**THE TASK**
Go through the data below and copy it exactly, skipping every picture.

**RAW RECORDS**

────────────────────

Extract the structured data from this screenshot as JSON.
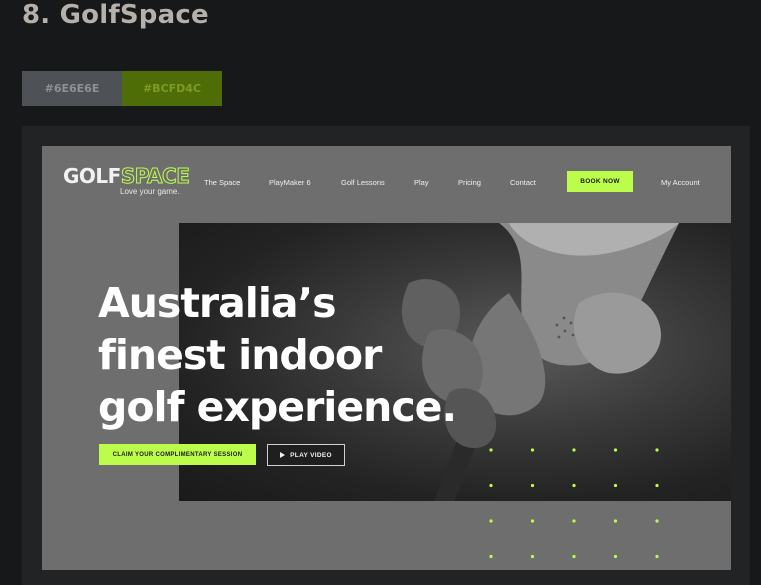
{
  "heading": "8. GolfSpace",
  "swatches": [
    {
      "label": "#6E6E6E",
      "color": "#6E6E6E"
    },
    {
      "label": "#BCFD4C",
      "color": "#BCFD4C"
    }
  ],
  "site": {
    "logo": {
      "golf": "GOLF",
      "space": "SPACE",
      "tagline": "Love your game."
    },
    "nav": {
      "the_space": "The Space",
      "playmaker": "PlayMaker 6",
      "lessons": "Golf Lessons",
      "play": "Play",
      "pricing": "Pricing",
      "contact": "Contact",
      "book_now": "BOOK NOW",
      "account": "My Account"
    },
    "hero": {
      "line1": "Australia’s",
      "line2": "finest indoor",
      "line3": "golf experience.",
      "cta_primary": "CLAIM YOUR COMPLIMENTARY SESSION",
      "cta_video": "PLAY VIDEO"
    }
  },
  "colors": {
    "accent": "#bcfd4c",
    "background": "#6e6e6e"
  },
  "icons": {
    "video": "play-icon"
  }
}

────────────────────

**REPLY TO THE EXERCISE**
Extract the structured data from this screenshot as JSON.
{
  "heading": "8. GolfSpace",
  "swatches": [
    {
      "label": "#6E6E6E",
      "color": "#6E6E6E"
    },
    {
      "label": "#BCFD4C",
      "color": "#BCFD4C"
    }
  ],
  "site": {
    "logo": {
      "golf": "GOLF",
      "space": "SPACE",
      "tagline": "Love your game."
    },
    "nav": {
      "the_space": "The Space",
      "playmaker": "PlayMaker 6",
      "lessons": "Golf Lessons",
      "play": "Play",
      "pricing": "Pricing",
      "contact": "Contact",
      "book_now": "BOOK NOW",
      "account": "My Account"
    },
    "hero": {
      "line1": "Australia’s",
      "line2": "finest indoor",
      "line3": "golf experience.",
      "cta_primary": "CLAIM YOUR COMPLIMENTARY SESSION",
      "cta_video": "PLAY VIDEO"
    }
  },
  "colors": {
    "accent": "#bcfd4c",
    "background": "#6e6e6e"
  },
  "icons": {
    "video": "play-icon"
  }
}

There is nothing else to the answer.